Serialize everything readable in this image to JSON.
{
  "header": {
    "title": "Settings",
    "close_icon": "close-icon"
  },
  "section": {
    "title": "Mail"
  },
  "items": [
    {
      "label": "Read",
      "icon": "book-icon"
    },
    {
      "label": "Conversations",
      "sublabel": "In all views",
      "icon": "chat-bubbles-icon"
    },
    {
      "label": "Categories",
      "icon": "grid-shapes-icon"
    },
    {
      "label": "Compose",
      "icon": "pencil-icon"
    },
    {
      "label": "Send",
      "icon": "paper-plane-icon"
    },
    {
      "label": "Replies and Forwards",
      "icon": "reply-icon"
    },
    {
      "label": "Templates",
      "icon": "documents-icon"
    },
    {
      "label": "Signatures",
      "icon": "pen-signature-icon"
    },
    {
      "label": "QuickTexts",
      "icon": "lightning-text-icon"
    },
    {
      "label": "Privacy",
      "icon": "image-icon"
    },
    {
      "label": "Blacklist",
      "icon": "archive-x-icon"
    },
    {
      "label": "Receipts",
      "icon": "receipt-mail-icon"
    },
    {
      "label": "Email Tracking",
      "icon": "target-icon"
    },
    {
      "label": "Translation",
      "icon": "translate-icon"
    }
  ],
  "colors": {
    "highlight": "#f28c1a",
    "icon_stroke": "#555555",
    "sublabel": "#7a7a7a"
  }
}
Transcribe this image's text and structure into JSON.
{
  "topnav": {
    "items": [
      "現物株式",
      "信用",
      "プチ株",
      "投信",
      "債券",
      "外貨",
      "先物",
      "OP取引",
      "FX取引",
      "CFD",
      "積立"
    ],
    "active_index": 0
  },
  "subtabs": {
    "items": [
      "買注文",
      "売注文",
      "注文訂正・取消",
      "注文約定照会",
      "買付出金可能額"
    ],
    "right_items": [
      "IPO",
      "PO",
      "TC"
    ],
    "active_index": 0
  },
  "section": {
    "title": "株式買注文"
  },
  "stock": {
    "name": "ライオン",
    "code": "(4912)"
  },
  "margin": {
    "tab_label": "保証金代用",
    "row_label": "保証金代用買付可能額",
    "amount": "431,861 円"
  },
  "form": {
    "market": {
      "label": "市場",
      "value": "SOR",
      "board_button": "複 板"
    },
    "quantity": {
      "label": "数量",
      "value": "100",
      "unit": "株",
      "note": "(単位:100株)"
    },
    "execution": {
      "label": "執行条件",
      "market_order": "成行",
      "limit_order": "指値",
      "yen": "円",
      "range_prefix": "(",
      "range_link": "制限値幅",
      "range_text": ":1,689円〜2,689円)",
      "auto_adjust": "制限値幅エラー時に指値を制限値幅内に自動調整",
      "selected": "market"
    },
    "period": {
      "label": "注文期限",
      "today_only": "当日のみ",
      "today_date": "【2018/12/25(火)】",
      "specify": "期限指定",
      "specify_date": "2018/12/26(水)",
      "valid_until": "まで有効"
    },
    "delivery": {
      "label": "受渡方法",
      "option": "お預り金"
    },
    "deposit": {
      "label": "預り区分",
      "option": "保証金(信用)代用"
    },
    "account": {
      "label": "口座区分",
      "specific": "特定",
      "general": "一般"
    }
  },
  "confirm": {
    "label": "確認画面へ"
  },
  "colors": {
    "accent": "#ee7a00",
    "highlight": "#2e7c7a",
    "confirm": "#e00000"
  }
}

☆ ☆ ☆

→ **Exercise goal**: Copy each line of the data above without altering a single character.

→ **Exercise response**:
Serialize everything readable in this image to JSON.
{
  "header": {
    "title": "Settings",
    "close_icon": "close-icon"
  },
  "section": {
    "title": "Mail"
  },
  "items": [
    {
      "label": "Read",
      "icon": "book-icon"
    },
    {
      "label": "Conversations",
      "sublabel": "In all views",
      "icon": "chat-bubbles-icon"
    },
    {
      "label": "Categories",
      "icon": "grid-shapes-icon"
    },
    {
      "label": "Compose",
      "icon": "pencil-icon"
    },
    {
      "label": "Send",
      "icon": "paper-plane-icon"
    },
    {
      "label": "Replies and Forwards",
      "icon": "reply-icon"
    },
    {
      "label": "Templates",
      "icon": "documents-icon"
    },
    {
      "label": "Signatures",
      "icon": "pen-signature-icon"
    },
    {
      "label": "QuickTexts",
      "icon": "lightning-text-icon"
    },
    {
      "label": "Privacy",
      "icon": "image-icon"
    },
    {
      "label": "Blacklist",
      "icon": "archive-x-icon"
    },
    {
      "label": "Receipts",
      "icon": "receipt-mail-icon"
    },
    {
      "label": "Email Tracking",
      "icon": "target-icon"
    },
    {
      "label": "Translation",
      "icon": "translate-icon"
    }
  ],
  "colors": {
    "highlight": "#f28c1a",
    "icon_stroke": "#555555",
    "sublabel": "#7a7a7a"
  }
}
Transcribe this image's text and structure into JSON.
{
  "topnav": {
    "items": [
      "現物株式",
      "信用",
      "プチ株",
      "投信",
      "債券",
      "外貨",
      "先物",
      "OP取引",
      "FX取引",
      "CFD",
      "積立"
    ],
    "active_index": 0
  },
  "subtabs": {
    "items": [
      "買注文",
      "売注文",
      "注文訂正・取消",
      "注文約定照会",
      "買付出金可能額"
    ],
    "right_items": [
      "IPO",
      "PO",
      "TC"
    ],
    "active_index": 0
  },
  "section": {
    "title": "株式買注文"
  },
  "stock": {
    "name": "ライオン",
    "code": "(4912)"
  },
  "margin": {
    "tab_label": "保証金代用",
    "row_label": "保証金代用買付可能額",
    "amount": "431,861 円"
  },
  "form": {
    "market": {
      "label": "市場",
      "value": "SOR",
      "board_button": "複 板"
    },
    "quantity": {
      "label": "数量",
      "value": "100",
      "unit": "株",
      "note": "(単位:100株)"
    },
    "execution": {
      "label": "執行条件",
      "market_order": "成行",
      "limit_order": "指値",
      "yen": "円",
      "range_prefix": "(",
      "range_link": "制限値幅",
      "range_text": ":1,689円〜2,689円)",
      "auto_adjust": "制限値幅エラー時に指値を制限値幅内に自動調整",
      "selected": "market"
    },
    "period": {
      "label": "注文期限",
      "today_only": "当日のみ",
      "today_date": "【2018/12/25(火)】",
      "specify": "期限指定",
      "specify_date": "2018/12/26(水)",
      "valid_until": "まで有効"
    },
    "delivery": {
      "label": "受渡方法",
      "option": "お預り金"
    },
    "deposit": {
      "label": "預り区分",
      "option": "保証金(信用)代用"
    },
    "account": {
      "label": "口座区分",
      "specific": "特定",
      "general": "一般"
    }
  },
  "confirm": {
    "label": "確認画面へ"
  },
  "colors": {
    "accent": "#ee7a00",
    "highlight": "#2e7c7a",
    "confirm": "#e00000"
  }
}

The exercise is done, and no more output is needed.